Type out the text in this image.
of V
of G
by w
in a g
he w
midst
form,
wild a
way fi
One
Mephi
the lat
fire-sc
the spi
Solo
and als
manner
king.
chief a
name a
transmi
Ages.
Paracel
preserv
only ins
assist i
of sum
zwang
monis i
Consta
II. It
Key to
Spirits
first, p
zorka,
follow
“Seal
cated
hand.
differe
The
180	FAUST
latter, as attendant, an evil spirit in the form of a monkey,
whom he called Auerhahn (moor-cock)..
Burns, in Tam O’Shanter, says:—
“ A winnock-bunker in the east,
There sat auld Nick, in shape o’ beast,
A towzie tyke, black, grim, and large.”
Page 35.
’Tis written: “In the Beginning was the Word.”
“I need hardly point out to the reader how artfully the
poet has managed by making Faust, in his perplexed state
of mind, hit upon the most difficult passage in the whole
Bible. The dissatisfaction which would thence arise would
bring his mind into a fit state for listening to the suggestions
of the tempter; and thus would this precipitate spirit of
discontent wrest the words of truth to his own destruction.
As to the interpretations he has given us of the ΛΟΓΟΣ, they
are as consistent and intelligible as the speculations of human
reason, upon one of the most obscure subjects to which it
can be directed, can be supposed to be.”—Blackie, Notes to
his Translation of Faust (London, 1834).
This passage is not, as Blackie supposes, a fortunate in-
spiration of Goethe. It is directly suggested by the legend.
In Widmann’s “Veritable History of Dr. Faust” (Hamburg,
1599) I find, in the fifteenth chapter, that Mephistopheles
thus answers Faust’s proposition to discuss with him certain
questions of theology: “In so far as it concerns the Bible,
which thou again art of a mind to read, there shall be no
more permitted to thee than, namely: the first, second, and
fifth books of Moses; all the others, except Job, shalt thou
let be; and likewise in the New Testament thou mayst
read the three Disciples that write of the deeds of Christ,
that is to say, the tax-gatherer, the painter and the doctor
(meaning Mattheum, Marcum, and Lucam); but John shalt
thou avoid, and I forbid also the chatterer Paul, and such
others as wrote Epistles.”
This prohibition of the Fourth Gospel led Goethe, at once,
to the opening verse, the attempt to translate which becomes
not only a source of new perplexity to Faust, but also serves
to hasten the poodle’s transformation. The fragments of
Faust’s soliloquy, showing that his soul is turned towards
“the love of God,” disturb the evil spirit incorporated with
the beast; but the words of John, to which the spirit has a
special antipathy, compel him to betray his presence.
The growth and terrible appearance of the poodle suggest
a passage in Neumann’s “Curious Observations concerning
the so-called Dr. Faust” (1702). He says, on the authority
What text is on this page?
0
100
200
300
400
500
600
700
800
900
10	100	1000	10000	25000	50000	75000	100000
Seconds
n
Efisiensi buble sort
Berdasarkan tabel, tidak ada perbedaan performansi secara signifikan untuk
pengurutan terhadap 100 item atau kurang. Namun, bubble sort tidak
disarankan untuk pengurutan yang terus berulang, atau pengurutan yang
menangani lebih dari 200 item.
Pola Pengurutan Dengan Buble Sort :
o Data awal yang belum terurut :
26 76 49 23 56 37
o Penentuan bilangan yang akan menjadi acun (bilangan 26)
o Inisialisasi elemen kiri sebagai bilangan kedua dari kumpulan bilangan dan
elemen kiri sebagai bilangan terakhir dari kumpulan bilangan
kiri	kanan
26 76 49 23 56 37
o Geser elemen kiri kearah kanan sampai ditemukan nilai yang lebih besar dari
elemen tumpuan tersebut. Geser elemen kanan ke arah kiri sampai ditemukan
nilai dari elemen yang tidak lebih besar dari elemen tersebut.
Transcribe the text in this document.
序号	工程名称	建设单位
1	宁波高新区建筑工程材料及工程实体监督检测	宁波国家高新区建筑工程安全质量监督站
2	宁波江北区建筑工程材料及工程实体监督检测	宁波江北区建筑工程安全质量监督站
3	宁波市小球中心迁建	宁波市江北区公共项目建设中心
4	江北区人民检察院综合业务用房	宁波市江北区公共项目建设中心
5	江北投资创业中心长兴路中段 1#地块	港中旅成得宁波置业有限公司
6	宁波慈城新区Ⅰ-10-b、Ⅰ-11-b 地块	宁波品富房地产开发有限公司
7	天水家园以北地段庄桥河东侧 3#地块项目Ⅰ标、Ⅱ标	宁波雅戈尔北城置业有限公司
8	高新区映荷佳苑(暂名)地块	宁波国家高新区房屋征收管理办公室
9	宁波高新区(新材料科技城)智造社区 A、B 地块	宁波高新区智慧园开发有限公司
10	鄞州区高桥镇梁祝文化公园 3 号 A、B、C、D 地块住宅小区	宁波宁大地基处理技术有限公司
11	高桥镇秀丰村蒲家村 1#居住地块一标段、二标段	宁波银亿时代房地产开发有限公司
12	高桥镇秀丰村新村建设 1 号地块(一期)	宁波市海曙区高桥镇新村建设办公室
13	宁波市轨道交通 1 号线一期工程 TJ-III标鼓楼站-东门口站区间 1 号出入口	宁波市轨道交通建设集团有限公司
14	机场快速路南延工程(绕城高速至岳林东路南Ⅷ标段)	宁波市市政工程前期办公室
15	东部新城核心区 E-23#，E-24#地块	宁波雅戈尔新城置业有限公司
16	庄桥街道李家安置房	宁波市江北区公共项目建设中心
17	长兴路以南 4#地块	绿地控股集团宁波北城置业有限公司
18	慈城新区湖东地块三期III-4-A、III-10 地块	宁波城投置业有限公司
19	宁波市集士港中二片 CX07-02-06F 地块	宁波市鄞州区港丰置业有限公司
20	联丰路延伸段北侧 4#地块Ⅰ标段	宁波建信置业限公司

-------

Return all of the data word for word.

Type out the text in this image.
of V
of G
by w
in a g
he w
midst
form,
wild a
way fi
One
Mephi
the lat
fire-sc
the spi
Solo
and als
manner
king.
chief a
name a
transmi
Ages.
Paracel
preserv
only ins
assist i
of sum
zwang
monis i
Consta
II. It
Key to
Spirits
first, p
zorka,
follow
“Seal
cated
hand.
differe
The
180	FAUST
latter, as attendant, an evil spirit in the form of a monkey,
whom he called Auerhahn (moor-cock)..
Burns, in Tam O’Shanter, says:—
“ A winnock-bunker in the east,
There sat auld Nick, in shape o’ beast,
A towzie tyke, black, grim, and large.”
Page 35.
’Tis written: “In the Beginning was the Word.”
“I need hardly point out to the reader how artfully the
poet has managed by making Faust, in his perplexed state
of mind, hit upon the most difficult passage in the whole
Bible. The dissatisfaction which would thence arise would
bring his mind into a fit state for listening to the suggestions
of the tempter; and thus would this precipitate spirit of
discontent wrest the words of truth to his own destruction.
As to the interpretations he has given us of the ΛΟΓΟΣ, they
are as consistent and intelligible as the speculations of human
reason, upon one of the most obscure subjects to which it
can be directed, can be supposed to be.”—Blackie, Notes to
his Translation of Faust (London, 1834).
This passage is not, as Blackie supposes, a fortunate in-
spiration of Goethe. It is directly suggested by the legend.
In Widmann’s “Veritable History of Dr. Faust” (Hamburg,
1599) I find, in the fifteenth chapter, that Mephistopheles
thus answers Faust’s proposition to discuss with him certain
questions of theology: “In so far as it concerns the Bible,
which thou again art of a mind to read, there shall be no
more permitted to thee than, namely: the first, second, and
fifth books of Moses; all the others, except Job, shalt thou
let be; and likewise in the New Testament thou mayst
read the three Disciples that write of the deeds of Christ,
that is to say, the tax-gatherer, the painter and the doctor
(meaning Mattheum, Marcum, and Lucam); but John shalt
thou avoid, and I forbid also the chatterer Paul, and such
others as wrote Epistles.”
This prohibition of the Fourth Gospel led Goethe, at once,
to the opening verse, the attempt to translate which becomes
not only a source of new perplexity to Faust, but also serves
to hasten the poodle’s transformation. The fragments of
Faust’s soliloquy, showing that his soul is turned towards
“the love of God,” disturb the evil spirit incorporated with
the beast; but the words of John, to which the spirit has a
special antipathy, compel him to betray his presence.
The growth and terrible appearance of the poodle suggest
a passage in Neumann’s “Curious Observations concerning
the so-called Dr. Faust” (1702). He says, on the authority
What text is on this page?
0
100
200
300
400
500
600
700
800
900
10	100	1000	10000	25000	50000	75000	100000
Seconds
n
Efisiensi buble sort
Berdasarkan tabel, tidak ada perbedaan performansi secara signifikan untuk
pengurutan terhadap 100 item atau kurang. Namun, bubble sort tidak
disarankan untuk pengurutan yang terus berulang, atau pengurutan yang
menangani lebih dari 200 item.
Pola Pengurutan Dengan Buble Sort :
o Data awal yang belum terurut :
26 76 49 23 56 37
o Penentuan bilangan yang akan menjadi acun (bilangan 26)
o Inisialisasi elemen kiri sebagai bilangan kedua dari kumpulan bilangan dan
elemen kiri sebagai bilangan terakhir dari kumpulan bilangan
kiri	kanan
26 76 49 23 56 37
o Geser elemen kiri kearah kanan sampai ditemukan nilai yang lebih besar dari
elemen tumpuan tersebut. Geser elemen kanan ke arah kiri sampai ditemukan
nilai dari elemen yang tidak lebih besar dari elemen tersebut.
Transcribe the text in this document.
序号	工程名称	建设单位
1	宁波高新区建筑工程材料及工程实体监督检测	宁波国家高新区建筑工程安全质量监督站
2	宁波江北区建筑工程材料及工程实体监督检测	宁波江北区建筑工程安全质量监督站
3	宁波市小球中心迁建	宁波市江北区公共项目建设中心
4	江北区人民检察院综合业务用房	宁波市江北区公共项目建设中心
5	江北投资创业中心长兴路中段 1#地块	港中旅成得宁波置业有限公司
6	宁波慈城新区Ⅰ-10-b、Ⅰ-11-b 地块	宁波品富房地产开发有限公司
7	天水家园以北地段庄桥河东侧 3#地块项目Ⅰ标、Ⅱ标	宁波雅戈尔北城置业有限公司
8	高新区映荷佳苑(暂名)地块	宁波国家高新区房屋征收管理办公室
9	宁波高新区(新材料科技城)智造社区 A、B 地块	宁波高新区智慧园开发有限公司
10	鄞州区高桥镇梁祝文化公园 3 号 A、B、C、D 地块住宅小区	宁波宁大地基处理技术有限公司
11	高桥镇秀丰村蒲家村 1#居住地块一标段、二标段	宁波银亿时代房地产开发有限公司
12	高桥镇秀丰村新村建设 1 号地块(一期)	宁波市海曙区高桥镇新村建设办公室
13	宁波市轨道交通 1 号线一期工程 TJ-III标鼓楼站-东门口站区间 1 号出入口	宁波市轨道交通建设集团有限公司
14	机场快速路南延工程(绕城高速至岳林东路南Ⅷ标段)	宁波市市政工程前期办公室
15	东部新城核心区 E-23#，E-24#地块	宁波雅戈尔新城置业有限公司
16	庄桥街道李家安置房	宁波市江北区公共项目建设中心
17	长兴路以南 4#地块	绿地控股集团宁波北城置业有限公司
18	慈城新区湖东地块三期III-4-A、III-10 地块	宁波城投置业有限公司
19	宁波市集士港中二片 CX07-02-06F 地块	宁波市鄞州区港丰置业有限公司
20	联丰路延伸段北侧 4#地块Ⅰ标段	宁波建信置业限公司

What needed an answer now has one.